Required work:
Filter out everything except lines holding "Upanishads".

▼

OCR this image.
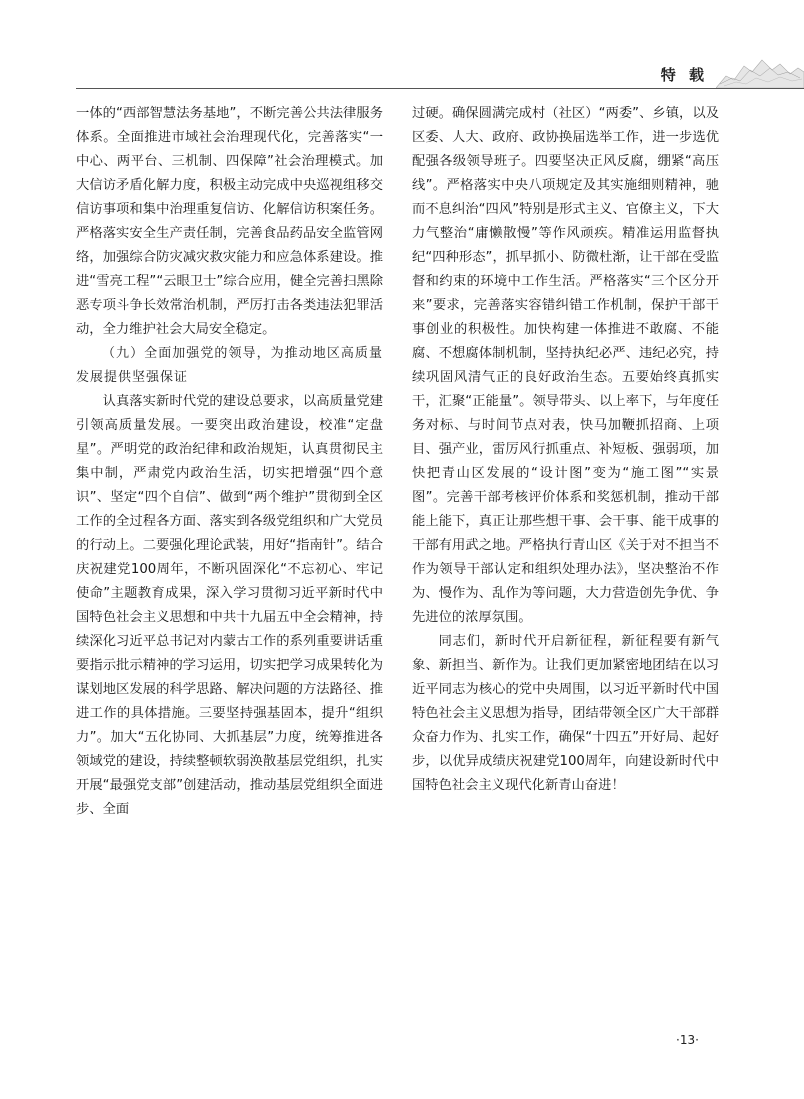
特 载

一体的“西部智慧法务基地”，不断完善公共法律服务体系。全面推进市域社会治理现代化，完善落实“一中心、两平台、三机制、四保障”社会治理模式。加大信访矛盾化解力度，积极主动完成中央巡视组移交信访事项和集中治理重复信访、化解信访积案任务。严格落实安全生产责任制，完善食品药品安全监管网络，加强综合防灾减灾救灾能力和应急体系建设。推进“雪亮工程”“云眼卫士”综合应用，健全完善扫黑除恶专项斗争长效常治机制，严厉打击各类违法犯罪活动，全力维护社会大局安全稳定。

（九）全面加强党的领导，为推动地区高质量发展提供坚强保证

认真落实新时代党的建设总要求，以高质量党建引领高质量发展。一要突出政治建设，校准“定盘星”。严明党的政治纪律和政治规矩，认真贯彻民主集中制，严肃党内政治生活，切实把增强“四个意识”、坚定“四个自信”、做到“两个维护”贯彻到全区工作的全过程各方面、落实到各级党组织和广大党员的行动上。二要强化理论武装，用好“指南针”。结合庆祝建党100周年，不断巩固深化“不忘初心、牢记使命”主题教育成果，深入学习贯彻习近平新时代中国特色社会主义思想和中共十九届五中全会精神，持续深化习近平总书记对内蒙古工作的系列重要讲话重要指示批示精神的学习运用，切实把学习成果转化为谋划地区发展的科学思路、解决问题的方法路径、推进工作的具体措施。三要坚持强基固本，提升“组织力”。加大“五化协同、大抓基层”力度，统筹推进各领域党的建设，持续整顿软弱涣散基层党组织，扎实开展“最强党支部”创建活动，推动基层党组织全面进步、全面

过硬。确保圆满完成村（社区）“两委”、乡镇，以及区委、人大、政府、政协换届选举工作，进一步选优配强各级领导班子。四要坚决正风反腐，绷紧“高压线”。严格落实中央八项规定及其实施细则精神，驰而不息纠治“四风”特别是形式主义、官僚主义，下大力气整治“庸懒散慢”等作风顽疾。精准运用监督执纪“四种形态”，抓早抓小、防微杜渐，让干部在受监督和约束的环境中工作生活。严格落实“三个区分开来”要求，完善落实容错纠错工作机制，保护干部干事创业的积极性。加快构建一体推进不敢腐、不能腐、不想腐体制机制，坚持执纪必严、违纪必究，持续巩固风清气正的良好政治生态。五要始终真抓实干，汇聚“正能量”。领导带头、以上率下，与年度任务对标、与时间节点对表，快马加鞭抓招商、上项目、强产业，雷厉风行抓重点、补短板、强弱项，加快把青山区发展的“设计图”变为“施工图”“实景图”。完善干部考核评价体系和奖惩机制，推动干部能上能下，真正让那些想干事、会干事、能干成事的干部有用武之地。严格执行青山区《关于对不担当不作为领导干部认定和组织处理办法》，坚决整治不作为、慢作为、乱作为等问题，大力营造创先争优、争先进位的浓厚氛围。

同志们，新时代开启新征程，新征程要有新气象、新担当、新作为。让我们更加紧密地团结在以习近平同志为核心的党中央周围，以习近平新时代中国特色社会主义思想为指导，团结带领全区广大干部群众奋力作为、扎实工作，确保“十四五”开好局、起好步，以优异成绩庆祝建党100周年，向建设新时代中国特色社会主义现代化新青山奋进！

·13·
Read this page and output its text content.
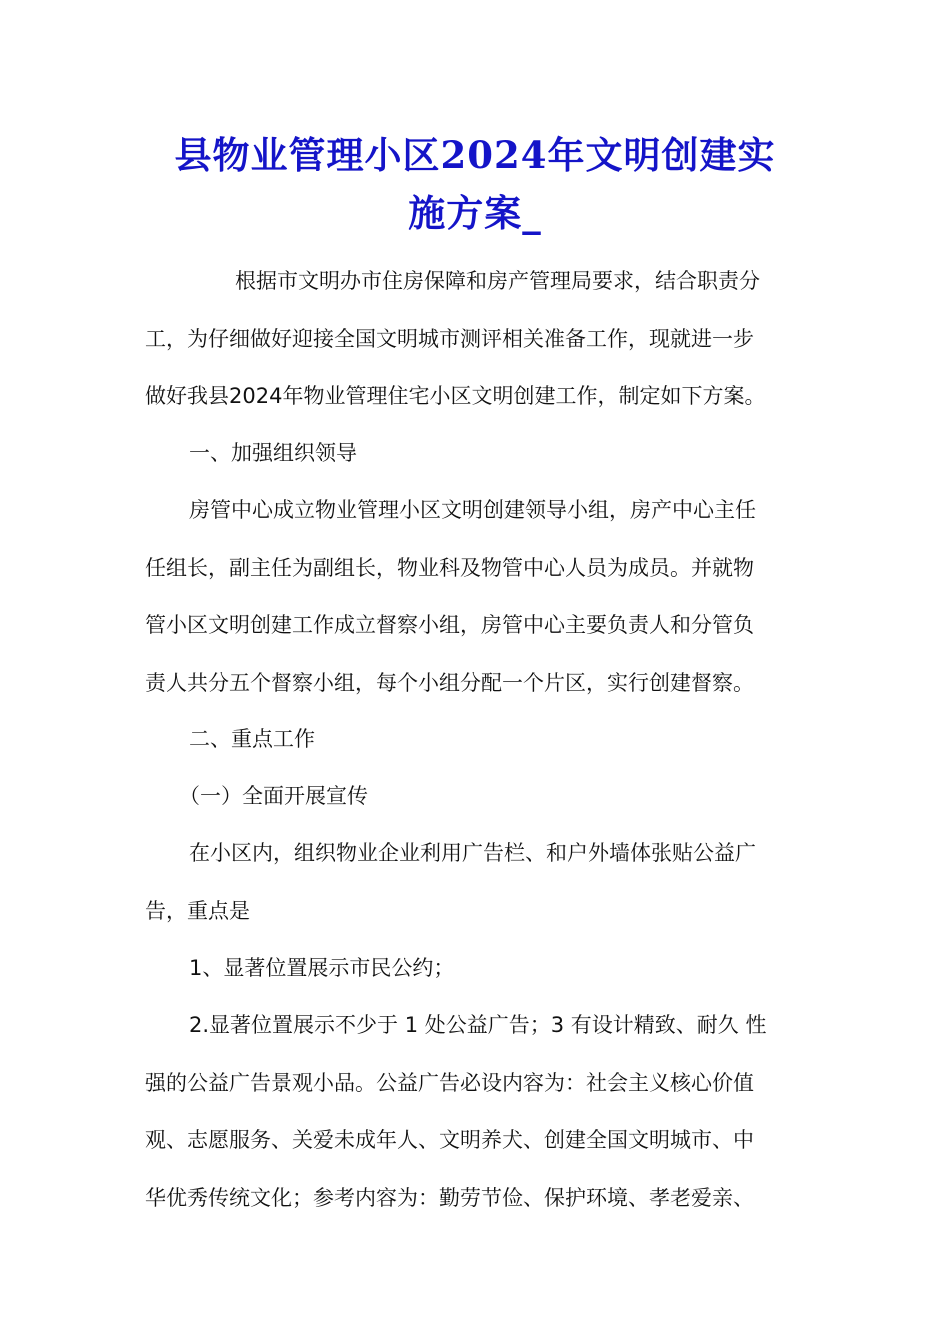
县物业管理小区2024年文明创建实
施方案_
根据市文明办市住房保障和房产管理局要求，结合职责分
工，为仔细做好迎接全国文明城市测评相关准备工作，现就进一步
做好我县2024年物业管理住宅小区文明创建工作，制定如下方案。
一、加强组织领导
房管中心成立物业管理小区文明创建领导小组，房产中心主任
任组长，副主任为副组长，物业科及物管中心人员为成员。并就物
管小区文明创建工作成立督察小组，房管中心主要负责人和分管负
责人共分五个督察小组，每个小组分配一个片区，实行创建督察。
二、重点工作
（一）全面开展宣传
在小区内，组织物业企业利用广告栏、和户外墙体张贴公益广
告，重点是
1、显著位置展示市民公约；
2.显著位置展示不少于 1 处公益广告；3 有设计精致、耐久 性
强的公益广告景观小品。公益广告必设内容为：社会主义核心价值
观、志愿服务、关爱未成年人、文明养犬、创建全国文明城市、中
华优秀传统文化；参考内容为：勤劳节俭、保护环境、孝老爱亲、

▲
▼

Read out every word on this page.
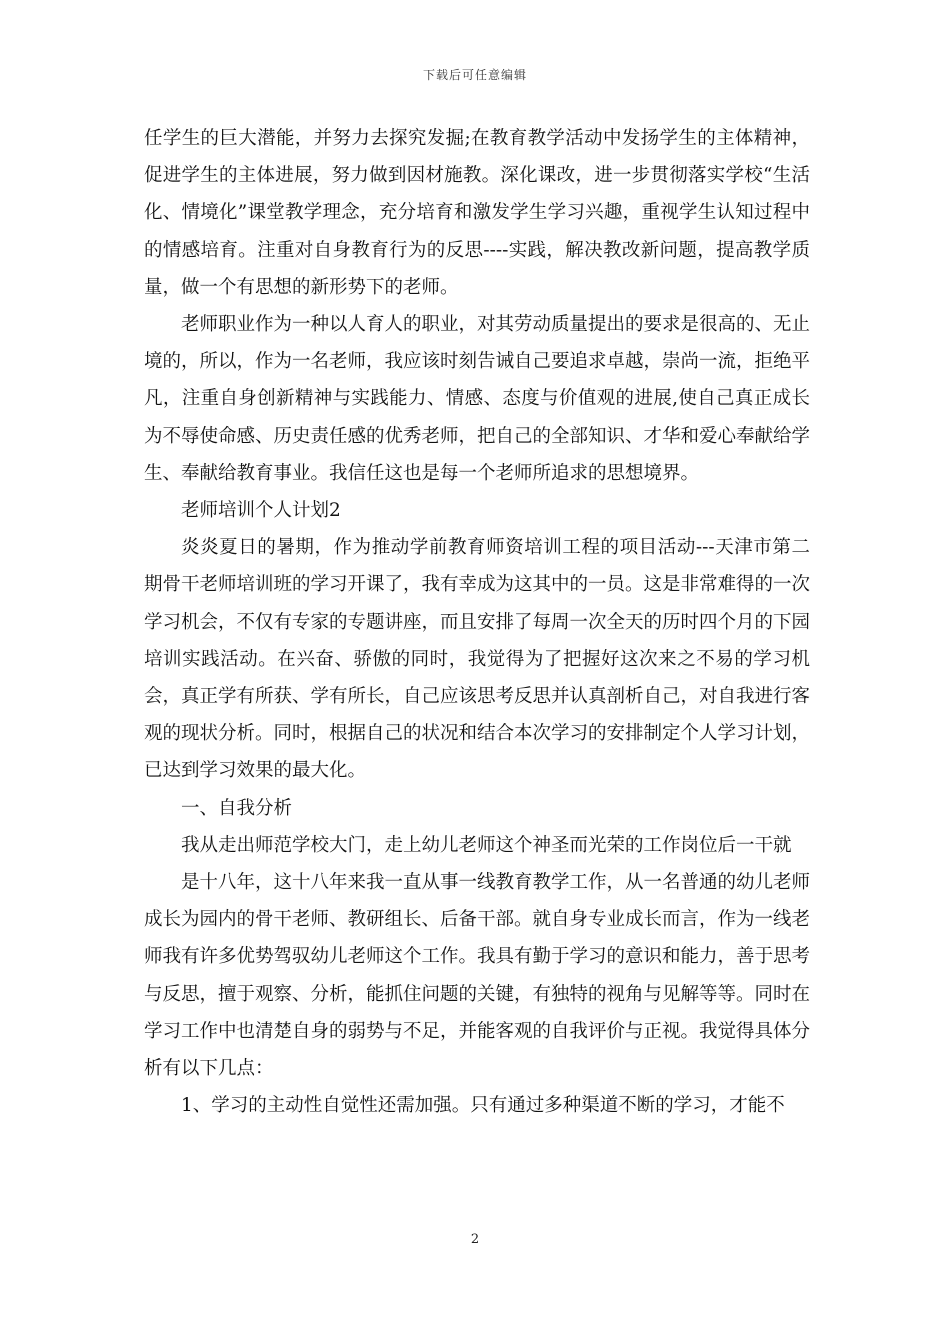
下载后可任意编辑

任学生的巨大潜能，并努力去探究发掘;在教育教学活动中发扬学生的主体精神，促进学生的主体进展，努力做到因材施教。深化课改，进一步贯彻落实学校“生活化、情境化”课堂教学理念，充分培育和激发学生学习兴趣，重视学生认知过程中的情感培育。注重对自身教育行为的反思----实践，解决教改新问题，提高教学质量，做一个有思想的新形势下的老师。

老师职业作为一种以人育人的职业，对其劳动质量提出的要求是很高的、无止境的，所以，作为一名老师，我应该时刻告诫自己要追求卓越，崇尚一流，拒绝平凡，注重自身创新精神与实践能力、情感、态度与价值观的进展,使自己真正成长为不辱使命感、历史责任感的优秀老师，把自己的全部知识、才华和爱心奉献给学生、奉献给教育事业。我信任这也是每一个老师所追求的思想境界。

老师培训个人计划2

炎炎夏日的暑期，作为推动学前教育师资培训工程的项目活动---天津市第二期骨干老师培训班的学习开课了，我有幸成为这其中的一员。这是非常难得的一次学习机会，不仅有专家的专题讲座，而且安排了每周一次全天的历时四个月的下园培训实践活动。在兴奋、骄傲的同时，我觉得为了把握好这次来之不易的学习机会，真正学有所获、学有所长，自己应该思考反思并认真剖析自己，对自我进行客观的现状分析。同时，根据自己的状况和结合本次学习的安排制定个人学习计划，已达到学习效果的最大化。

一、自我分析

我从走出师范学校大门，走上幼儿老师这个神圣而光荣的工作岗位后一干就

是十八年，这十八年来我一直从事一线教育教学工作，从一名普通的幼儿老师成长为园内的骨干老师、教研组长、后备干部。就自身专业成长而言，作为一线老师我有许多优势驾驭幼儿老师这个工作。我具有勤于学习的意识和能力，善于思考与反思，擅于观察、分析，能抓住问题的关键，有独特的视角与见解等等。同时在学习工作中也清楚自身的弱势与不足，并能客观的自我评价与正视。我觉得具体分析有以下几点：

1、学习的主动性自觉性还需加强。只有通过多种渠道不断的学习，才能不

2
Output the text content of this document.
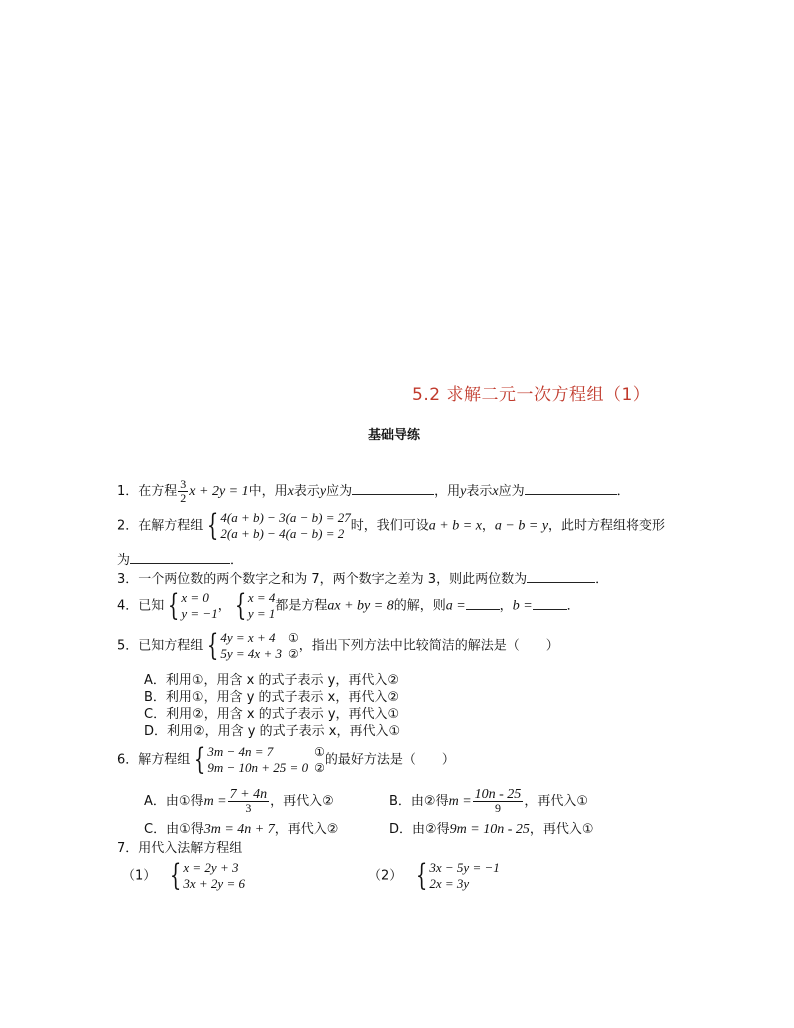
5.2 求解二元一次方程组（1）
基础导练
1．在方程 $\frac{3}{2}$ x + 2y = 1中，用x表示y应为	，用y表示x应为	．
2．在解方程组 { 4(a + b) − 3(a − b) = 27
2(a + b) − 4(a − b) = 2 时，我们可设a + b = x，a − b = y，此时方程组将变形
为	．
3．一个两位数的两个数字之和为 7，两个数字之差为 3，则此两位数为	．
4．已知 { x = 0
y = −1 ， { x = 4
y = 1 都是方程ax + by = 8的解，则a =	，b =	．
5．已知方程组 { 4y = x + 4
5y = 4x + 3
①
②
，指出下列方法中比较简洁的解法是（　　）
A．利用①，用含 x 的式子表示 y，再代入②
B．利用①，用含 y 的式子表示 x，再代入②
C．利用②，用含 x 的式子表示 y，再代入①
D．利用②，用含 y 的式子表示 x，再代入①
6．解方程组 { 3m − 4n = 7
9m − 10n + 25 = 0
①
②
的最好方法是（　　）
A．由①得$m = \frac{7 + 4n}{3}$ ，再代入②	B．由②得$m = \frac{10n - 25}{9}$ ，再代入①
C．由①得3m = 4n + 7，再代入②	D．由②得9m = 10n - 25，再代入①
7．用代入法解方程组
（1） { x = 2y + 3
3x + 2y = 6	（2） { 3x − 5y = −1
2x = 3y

▲
▼

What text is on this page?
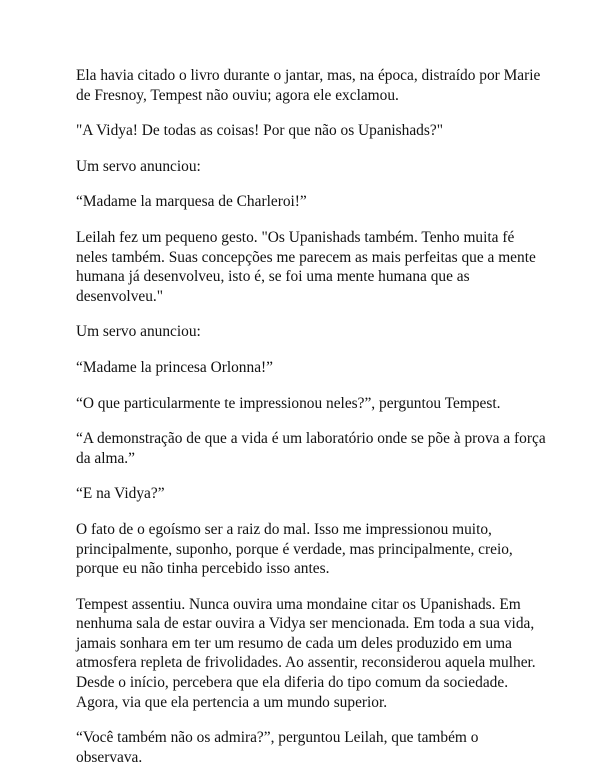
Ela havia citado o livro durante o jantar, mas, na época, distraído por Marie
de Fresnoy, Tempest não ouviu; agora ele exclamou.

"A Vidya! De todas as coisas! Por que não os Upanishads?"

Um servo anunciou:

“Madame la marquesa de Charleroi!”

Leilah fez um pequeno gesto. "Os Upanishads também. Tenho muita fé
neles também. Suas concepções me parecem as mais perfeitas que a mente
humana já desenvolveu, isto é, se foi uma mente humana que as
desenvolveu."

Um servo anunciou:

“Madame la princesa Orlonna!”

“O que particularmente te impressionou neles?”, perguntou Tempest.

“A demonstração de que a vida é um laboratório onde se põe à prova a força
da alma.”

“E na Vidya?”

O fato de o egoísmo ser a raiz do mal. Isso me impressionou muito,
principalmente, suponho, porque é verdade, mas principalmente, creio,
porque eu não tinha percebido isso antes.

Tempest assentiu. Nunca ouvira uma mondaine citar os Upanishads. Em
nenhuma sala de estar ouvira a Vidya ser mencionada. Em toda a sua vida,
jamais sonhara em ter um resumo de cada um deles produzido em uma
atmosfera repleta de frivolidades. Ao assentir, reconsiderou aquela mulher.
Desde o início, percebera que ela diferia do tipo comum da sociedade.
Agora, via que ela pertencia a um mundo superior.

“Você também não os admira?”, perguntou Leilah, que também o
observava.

▲

Reply:
"A Vidya! De todas as coisas! Por que não os Upanishads?"
Leilah fez um pequeno gesto. "Os Upanishads também. Tenho muita fé
Tempest assentiu. Nunca ouvira uma mondaine citar os Upanishads. Em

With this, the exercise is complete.